>> BEGIN Given records

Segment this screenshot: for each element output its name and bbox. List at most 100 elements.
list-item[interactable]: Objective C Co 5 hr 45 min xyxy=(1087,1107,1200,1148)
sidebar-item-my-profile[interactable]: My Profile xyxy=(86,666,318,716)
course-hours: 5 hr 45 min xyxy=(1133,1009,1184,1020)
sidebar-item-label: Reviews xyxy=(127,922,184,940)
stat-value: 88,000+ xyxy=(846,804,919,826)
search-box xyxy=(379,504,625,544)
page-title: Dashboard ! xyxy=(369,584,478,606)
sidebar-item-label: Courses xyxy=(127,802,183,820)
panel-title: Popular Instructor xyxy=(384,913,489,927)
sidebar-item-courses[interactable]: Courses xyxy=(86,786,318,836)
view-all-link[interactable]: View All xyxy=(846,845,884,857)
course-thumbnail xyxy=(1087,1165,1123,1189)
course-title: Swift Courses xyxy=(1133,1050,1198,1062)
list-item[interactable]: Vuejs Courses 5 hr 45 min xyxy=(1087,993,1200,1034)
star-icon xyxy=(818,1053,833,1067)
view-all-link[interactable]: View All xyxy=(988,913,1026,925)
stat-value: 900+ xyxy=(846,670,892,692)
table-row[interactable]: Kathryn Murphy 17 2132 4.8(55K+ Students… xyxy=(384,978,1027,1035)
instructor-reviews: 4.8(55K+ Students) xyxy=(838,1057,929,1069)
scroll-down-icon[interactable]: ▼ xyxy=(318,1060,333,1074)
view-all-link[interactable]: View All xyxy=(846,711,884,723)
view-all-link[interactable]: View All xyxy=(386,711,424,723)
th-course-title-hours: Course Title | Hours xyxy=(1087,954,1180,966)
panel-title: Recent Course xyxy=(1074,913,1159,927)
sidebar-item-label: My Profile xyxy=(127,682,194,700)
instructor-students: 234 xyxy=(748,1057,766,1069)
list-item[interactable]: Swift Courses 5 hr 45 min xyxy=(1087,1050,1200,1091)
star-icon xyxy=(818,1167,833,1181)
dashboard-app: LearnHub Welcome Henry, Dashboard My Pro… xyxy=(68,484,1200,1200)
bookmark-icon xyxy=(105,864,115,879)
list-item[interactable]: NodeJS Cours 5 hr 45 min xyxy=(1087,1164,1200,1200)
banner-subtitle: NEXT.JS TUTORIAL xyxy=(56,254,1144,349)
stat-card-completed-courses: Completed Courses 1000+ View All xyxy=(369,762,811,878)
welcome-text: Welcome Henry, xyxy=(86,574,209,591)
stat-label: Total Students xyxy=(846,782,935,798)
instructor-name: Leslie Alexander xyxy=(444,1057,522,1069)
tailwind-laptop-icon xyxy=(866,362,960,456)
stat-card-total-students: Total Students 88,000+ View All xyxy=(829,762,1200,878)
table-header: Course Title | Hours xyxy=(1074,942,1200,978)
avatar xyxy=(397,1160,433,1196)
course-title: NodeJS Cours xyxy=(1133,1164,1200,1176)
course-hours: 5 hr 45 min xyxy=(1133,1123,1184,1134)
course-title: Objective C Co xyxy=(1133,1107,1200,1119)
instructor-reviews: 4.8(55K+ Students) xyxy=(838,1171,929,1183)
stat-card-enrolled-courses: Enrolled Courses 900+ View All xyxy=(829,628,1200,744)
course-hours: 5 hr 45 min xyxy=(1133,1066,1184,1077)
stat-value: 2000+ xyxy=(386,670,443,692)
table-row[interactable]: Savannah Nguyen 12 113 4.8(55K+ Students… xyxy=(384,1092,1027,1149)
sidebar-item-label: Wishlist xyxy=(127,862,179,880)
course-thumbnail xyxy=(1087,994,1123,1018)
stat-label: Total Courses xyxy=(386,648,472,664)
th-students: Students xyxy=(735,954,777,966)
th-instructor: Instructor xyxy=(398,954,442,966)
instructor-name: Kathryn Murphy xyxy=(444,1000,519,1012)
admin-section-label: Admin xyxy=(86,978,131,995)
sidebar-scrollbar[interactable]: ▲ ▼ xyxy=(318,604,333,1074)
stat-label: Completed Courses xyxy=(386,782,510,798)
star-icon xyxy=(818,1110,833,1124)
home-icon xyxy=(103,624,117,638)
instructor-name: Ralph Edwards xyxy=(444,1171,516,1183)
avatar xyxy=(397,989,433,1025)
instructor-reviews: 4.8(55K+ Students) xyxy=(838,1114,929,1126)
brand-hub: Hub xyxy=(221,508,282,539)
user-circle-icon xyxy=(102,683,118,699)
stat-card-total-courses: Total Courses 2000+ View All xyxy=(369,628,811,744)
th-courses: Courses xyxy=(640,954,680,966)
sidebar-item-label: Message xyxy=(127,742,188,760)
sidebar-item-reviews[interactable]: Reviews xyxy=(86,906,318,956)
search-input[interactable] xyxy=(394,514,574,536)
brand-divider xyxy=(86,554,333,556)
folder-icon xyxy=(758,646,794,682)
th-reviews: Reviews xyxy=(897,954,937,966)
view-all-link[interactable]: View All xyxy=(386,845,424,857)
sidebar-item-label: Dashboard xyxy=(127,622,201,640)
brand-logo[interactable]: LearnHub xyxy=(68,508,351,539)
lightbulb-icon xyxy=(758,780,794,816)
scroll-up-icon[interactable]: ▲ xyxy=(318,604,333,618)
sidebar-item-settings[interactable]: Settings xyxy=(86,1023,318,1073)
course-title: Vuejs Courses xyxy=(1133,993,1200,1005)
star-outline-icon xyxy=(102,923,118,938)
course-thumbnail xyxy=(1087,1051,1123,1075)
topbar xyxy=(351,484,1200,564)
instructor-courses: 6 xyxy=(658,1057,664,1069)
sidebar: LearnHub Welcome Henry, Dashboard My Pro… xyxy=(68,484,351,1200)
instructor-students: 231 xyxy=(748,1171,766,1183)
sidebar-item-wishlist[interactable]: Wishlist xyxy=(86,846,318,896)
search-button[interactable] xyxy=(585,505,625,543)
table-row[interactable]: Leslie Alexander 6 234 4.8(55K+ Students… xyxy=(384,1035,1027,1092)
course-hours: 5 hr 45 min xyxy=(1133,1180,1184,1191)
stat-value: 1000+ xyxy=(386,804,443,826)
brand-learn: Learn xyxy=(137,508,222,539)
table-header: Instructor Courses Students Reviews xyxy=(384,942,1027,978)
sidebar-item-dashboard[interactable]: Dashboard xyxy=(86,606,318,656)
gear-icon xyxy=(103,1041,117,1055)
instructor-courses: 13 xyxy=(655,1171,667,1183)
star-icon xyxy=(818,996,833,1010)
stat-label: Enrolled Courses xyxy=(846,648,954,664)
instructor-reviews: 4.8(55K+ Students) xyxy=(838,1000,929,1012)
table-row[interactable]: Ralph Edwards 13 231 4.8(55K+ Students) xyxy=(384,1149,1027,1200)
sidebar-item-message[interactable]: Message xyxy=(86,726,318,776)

>> END Given records

◆ **Set exercise**: Copy out the items above line for line, leaving every character unchanged.

◆ **Task answer**:
Segment this screenshot: for each element output its name and bbox. List at most 100 elements.
list-item[interactable]: Objective C Co 5 hr 45 min xyxy=(1087,1107,1200,1148)
sidebar-item-my-profile[interactable]: My Profile xyxy=(86,666,318,716)
course-hours: 5 hr 45 min xyxy=(1133,1009,1184,1020)
sidebar-item-label: Reviews xyxy=(127,922,184,940)
stat-value: 88,000+ xyxy=(846,804,919,826)
search-box xyxy=(379,504,625,544)
page-title: Dashboard ! xyxy=(369,584,478,606)
sidebar-item-label: Courses xyxy=(127,802,183,820)
panel-title: Popular Instructor xyxy=(384,913,489,927)
sidebar-item-courses[interactable]: Courses xyxy=(86,786,318,836)
view-all-link[interactable]: View All xyxy=(846,845,884,857)
course-thumbnail xyxy=(1087,1165,1123,1189)
course-title: Swift Courses xyxy=(1133,1050,1198,1062)
list-item[interactable]: Vuejs Courses 5 hr 45 min xyxy=(1087,993,1200,1034)
star-icon xyxy=(818,1053,833,1067)
view-all-link[interactable]: View All xyxy=(988,913,1026,925)
stat-value: 900+ xyxy=(846,670,892,692)
table-row[interactable]: Kathryn Murphy 17 2132 4.8(55K+ Students… xyxy=(384,978,1027,1035)
instructor-reviews: 4.8(55K+ Students) xyxy=(838,1057,929,1069)
scroll-down-icon[interactable]: ▼ xyxy=(318,1060,333,1074)
view-all-link[interactable]: View All xyxy=(846,711,884,723)
view-all-link[interactable]: View All xyxy=(386,711,424,723)
th-course-title-hours: Course Title | Hours xyxy=(1087,954,1180,966)
panel-title: Recent Course xyxy=(1074,913,1159,927)
sidebar-item-label: My Profile xyxy=(127,682,194,700)
instructor-students: 234 xyxy=(748,1057,766,1069)
list-item[interactable]: Swift Courses 5 hr 45 min xyxy=(1087,1050,1200,1091)
star-icon xyxy=(818,1167,833,1181)
dashboard-app: LearnHub Welcome Henry, Dashboard My Pro… xyxy=(68,484,1200,1200)
bookmark-icon xyxy=(105,864,115,879)
list-item[interactable]: NodeJS Cours 5 hr 45 min xyxy=(1087,1164,1200,1200)
banner-subtitle: NEXT.JS TUTORIAL xyxy=(56,254,1144,349)
stat-card-completed-courses: Completed Courses 1000+ View All xyxy=(369,762,811,878)
welcome-text: Welcome Henry, xyxy=(86,574,209,591)
stat-label: Total Students xyxy=(846,782,935,798)
instructor-name: Leslie Alexander xyxy=(444,1057,522,1069)
tailwind-laptop-icon xyxy=(866,362,960,456)
stat-card-total-students: Total Students 88,000+ View All xyxy=(829,762,1200,878)
table-header: Course Title | Hours xyxy=(1074,942,1200,978)
avatar xyxy=(397,1160,433,1196)
course-title: NodeJS Cours xyxy=(1133,1164,1200,1176)
course-hours: 5 hr 45 min xyxy=(1133,1123,1184,1134)
course-title: Objective C Co xyxy=(1133,1107,1200,1119)
instructor-reviews: 4.8(55K+ Students) xyxy=(838,1171,929,1183)
stat-card-enrolled-courses: Enrolled Courses 900+ View All xyxy=(829,628,1200,744)
course-hours: 5 hr 45 min xyxy=(1133,1066,1184,1077)
stat-value: 2000+ xyxy=(386,670,443,692)
table-row[interactable]: Savannah Nguyen 12 113 4.8(55K+ Students… xyxy=(384,1092,1027,1149)
sidebar-item-label: Wishlist xyxy=(127,862,179,880)
course-thumbnail xyxy=(1087,994,1123,1018)
stat-label: Total Courses xyxy=(386,648,472,664)
th-students: Students xyxy=(735,954,777,966)
th-instructor: Instructor xyxy=(398,954,442,966)
instructor-name: Kathryn Murphy xyxy=(444,1000,519,1012)
admin-section-label: Admin xyxy=(86,978,131,995)
sidebar-scrollbar[interactable]: ▲ ▼ xyxy=(318,604,333,1074)
stat-label: Completed Courses xyxy=(386,782,510,798)
star-icon xyxy=(818,1110,833,1124)
home-icon xyxy=(103,624,117,638)
instructor-name: Ralph Edwards xyxy=(444,1171,516,1183)
avatar xyxy=(397,989,433,1025)
instructor-reviews: 4.8(55K+ Students) xyxy=(838,1114,929,1126)
brand-hub: Hub xyxy=(221,508,282,539)
user-circle-icon xyxy=(102,683,118,699)
stat-card-total-courses: Total Courses 2000+ View All xyxy=(369,628,811,744)
th-courses: Courses xyxy=(640,954,680,966)
sidebar-item-label: Message xyxy=(127,742,188,760)
sidebar-item-reviews[interactable]: Reviews xyxy=(86,906,318,956)
search-input[interactable] xyxy=(394,514,574,536)
brand-divider xyxy=(86,554,333,556)
folder-icon xyxy=(758,646,794,682)
th-reviews: Reviews xyxy=(897,954,937,966)
view-all-link[interactable]: View All xyxy=(386,845,424,857)
sidebar-item-label: Dashboard xyxy=(127,622,201,640)
brand-logo[interactable]: LearnHub xyxy=(68,508,351,539)
lightbulb-icon xyxy=(758,780,794,816)
scroll-up-icon[interactable]: ▲ xyxy=(318,604,333,618)
sidebar-item-settings[interactable]: Settings xyxy=(86,1023,318,1073)
course-title: Vuejs Courses xyxy=(1133,993,1200,1005)
star-outline-icon xyxy=(102,923,118,938)
course-thumbnail xyxy=(1087,1051,1123,1075)
topbar xyxy=(351,484,1200,564)
instructor-courses: 6 xyxy=(658,1057,664,1069)
sidebar: LearnHub Welcome Henry, Dashboard My Pro… xyxy=(68,484,351,1200)
instructor-students: 231 xyxy=(748,1171,766,1183)
sidebar-item-wishlist[interactable]: Wishlist xyxy=(86,846,318,896)
search-button[interactable] xyxy=(585,505,625,543)
table-row[interactable]: Leslie Alexander 6 234 4.8(55K+ Students… xyxy=(384,1035,1027,1092)
course-hours: 5 hr 45 min xyxy=(1133,1180,1184,1191)
stat-value: 1000+ xyxy=(386,804,443,826)
brand-learn: Learn xyxy=(137,508,222,539)
table-header: Instructor Courses Students Reviews xyxy=(384,942,1027,978)
sidebar-item-dashboard[interactable]: Dashboard xyxy=(86,606,318,656)
gear-icon xyxy=(103,1041,117,1055)
instructor-courses: 13 xyxy=(655,1171,667,1183)
star-icon xyxy=(818,996,833,1010)
stat-label: Enrolled Courses xyxy=(846,648,954,664)
instructor-reviews: 4.8(55K+ Students) xyxy=(838,1000,929,1012)
table-row[interactable]: Ralph Edwards 13 231 4.8(55K+ Students) xyxy=(384,1149,1027,1200)
sidebar-item-message[interactable]: Message xyxy=(86,726,318,776)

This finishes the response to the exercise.